- Tasks for this exercise:
A. Do these statements agree with the guinea pig trypsinogen abstract? For each, answer yes or no and quote the words of the abstract that decide it.
(i) The trypsinogens were isolated by ecotin-affinity chromatography followed by cation-exchange chromatography.
(ii) The two pretrypsinogen isoforms differ in the sequence of the mature trypsinogen.
(iii) Guinea pig trypsinogen autoactivates rapidly.
B. In the guinea pig trypsinogen abstract, what N-terminal amino-acid sequence did the purified trypsinogen have?
C. Write the next part of the guinea pig trypsinogen abstract, picking up after its last sentence.

- Page text:
═══

Abstract

OBJECTIVES:

The aim of the present study was to purify and clone the trypsinogen isoforms from the guinea pig pancreas and characterize their activation properties.

METHODS:

Trypsinogens from pancreatic homogenates were isolated by ecotin-affinity chromatography, followed by cation-exchange chromatography. Activation of trypsinogens was tested with enteropeptidase, cathepsin B, and trypsin. Complementary DNAs for pretrypsinogens were cloned from total RNA after reverse transcription and polymerase chain reaction amplification.

RESULTS:

Purification of trypsinogens yielded a single peak with an N-terminal amino-acid sequence of LPIDD. Cloning of pretrypsinogen cDNAs revealed 2 distinct but nearly identical isoforms. At the amino acid level, the only difference between the 2 isoforms is an Ala/Ser change at position 15 within the signal peptide. Thus, both cDNA variants give rise to the same mature trypsinogen upon secretion. Guinea pig trypsinogen is readily activated by enteropeptidase and cathepsin B but exhibits essentially no autoactivation, under conditions where human cationic and anionic trypsinogens rapidly autoactivate.

═══

- Records shown:
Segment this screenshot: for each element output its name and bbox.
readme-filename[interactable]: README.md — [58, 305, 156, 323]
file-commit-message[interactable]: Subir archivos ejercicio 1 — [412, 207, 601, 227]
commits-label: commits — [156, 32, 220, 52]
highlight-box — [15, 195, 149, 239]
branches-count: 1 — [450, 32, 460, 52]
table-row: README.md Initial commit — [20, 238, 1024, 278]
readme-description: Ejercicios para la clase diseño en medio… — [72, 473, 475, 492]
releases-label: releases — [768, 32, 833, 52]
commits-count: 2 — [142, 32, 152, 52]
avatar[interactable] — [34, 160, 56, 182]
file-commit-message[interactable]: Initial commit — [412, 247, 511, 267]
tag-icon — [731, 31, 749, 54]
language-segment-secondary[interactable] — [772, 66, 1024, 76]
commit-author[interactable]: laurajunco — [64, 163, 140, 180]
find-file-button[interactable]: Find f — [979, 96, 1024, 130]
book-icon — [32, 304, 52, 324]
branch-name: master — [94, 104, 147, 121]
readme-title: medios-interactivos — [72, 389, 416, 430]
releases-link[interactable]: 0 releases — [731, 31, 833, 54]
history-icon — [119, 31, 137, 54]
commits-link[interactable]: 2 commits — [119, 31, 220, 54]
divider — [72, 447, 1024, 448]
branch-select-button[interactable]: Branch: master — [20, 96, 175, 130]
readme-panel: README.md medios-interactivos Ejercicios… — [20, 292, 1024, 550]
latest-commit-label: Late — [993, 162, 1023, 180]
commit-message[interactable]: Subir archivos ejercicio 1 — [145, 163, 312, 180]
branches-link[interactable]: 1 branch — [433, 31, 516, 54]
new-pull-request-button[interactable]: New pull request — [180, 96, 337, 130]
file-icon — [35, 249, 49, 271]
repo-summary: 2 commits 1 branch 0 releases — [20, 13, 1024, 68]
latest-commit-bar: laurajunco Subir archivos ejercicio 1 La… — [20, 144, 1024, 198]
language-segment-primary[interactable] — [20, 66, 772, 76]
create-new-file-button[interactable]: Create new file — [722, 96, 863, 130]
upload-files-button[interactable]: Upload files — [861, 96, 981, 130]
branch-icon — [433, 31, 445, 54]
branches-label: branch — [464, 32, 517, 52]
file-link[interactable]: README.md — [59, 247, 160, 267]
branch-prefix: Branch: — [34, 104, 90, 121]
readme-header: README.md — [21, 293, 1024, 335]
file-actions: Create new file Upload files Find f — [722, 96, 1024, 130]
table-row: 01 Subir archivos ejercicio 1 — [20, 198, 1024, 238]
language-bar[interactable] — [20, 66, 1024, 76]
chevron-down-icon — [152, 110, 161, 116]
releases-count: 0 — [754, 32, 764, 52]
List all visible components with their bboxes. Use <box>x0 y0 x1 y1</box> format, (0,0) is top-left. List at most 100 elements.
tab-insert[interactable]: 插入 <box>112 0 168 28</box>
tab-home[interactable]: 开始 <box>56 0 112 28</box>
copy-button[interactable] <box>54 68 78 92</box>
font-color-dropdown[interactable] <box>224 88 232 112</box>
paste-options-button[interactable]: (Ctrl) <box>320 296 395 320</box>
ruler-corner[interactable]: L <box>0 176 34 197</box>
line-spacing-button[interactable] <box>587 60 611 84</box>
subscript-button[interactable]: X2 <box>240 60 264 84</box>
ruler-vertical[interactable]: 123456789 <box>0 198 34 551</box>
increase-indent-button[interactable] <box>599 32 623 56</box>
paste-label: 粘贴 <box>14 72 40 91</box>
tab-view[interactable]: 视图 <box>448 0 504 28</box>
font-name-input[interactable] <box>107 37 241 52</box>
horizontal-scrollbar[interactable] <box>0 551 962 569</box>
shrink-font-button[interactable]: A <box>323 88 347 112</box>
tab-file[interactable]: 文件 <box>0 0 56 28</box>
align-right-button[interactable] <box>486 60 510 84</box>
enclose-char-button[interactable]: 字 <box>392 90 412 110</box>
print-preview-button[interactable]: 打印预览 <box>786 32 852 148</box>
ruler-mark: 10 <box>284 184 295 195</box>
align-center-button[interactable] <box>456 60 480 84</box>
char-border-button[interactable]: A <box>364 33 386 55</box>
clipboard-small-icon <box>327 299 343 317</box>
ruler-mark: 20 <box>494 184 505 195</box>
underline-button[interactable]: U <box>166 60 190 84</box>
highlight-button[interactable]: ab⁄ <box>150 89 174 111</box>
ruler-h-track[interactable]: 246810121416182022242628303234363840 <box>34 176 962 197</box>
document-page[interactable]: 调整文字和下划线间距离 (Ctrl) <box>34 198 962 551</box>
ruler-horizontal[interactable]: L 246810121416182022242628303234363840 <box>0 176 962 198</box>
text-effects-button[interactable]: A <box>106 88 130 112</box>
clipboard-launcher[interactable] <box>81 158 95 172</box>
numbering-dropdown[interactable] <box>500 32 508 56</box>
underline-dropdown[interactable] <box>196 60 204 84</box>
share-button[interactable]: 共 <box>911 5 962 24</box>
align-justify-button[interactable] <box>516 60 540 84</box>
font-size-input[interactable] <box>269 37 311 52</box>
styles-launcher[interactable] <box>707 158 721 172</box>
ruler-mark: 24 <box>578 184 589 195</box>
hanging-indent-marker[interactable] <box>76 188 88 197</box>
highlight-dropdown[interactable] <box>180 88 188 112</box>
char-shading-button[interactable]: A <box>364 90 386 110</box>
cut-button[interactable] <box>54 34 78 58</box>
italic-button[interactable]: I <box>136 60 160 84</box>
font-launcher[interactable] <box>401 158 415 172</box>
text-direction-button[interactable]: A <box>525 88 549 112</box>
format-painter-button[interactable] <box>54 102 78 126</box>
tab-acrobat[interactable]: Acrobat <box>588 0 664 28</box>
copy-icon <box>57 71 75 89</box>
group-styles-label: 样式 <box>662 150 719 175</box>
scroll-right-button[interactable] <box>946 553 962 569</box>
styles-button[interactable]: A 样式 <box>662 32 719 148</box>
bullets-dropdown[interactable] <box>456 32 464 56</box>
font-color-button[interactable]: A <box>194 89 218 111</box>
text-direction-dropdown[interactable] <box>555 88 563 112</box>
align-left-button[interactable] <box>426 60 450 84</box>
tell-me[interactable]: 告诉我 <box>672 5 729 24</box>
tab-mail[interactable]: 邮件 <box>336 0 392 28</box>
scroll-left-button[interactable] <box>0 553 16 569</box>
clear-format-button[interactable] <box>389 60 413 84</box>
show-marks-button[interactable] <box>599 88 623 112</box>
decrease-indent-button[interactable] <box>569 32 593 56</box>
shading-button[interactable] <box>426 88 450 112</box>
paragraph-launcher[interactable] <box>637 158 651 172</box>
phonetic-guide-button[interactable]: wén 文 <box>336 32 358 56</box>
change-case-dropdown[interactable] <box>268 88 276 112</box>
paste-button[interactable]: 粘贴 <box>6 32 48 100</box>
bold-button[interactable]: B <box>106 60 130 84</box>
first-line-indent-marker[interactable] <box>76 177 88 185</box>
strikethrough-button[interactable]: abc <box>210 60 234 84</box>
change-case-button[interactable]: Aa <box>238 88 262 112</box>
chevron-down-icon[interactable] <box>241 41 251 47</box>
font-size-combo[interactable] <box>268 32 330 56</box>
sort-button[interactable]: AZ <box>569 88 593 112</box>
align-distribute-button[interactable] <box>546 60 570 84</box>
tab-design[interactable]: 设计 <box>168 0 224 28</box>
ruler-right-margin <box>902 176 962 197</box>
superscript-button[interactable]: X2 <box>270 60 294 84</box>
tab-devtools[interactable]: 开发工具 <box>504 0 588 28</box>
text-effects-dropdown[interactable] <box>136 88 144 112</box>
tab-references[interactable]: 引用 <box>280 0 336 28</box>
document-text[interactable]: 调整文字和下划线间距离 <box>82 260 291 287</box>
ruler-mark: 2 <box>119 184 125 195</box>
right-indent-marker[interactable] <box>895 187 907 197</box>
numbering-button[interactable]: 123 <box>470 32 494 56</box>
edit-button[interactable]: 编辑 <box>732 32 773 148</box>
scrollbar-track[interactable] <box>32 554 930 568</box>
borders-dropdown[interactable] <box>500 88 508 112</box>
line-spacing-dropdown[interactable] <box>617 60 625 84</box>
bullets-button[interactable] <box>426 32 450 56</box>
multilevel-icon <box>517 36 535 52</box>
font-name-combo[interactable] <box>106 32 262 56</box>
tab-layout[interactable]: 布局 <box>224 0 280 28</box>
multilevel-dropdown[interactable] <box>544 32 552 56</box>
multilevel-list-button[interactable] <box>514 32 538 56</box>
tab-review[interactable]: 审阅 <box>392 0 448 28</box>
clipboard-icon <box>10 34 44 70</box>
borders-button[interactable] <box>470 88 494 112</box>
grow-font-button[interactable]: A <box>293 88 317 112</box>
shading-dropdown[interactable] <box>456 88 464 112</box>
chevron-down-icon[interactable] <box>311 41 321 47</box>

═══

- Solved problems:
A.
(i) Yes: "Trypsinogens from pancreatic homogenates were isolated by ecotin-affinity chromatography, followed by cation-exchange chromatography."
(ii) No: "the only difference between the 2 isoforms is an Ala/Ser change at position 15 within the signal peptide."
(iii) No: "exhibits essentially no autoactivation"

B. LPIDD

C.
CONCLUSIONS:

The observations suggest that multiple trypsinogen isoforms and their ability to autoactivate are not required universally for normal digestive physiology in mammals. Furthermore, the inability of guinea pig trypsinogen to undergo autoactivation suggests that this species might be more resistant to pancreatitis than humans, where increased autoactivation of cationic trypsinogen mutants has been linked to hereditary pancreatitis.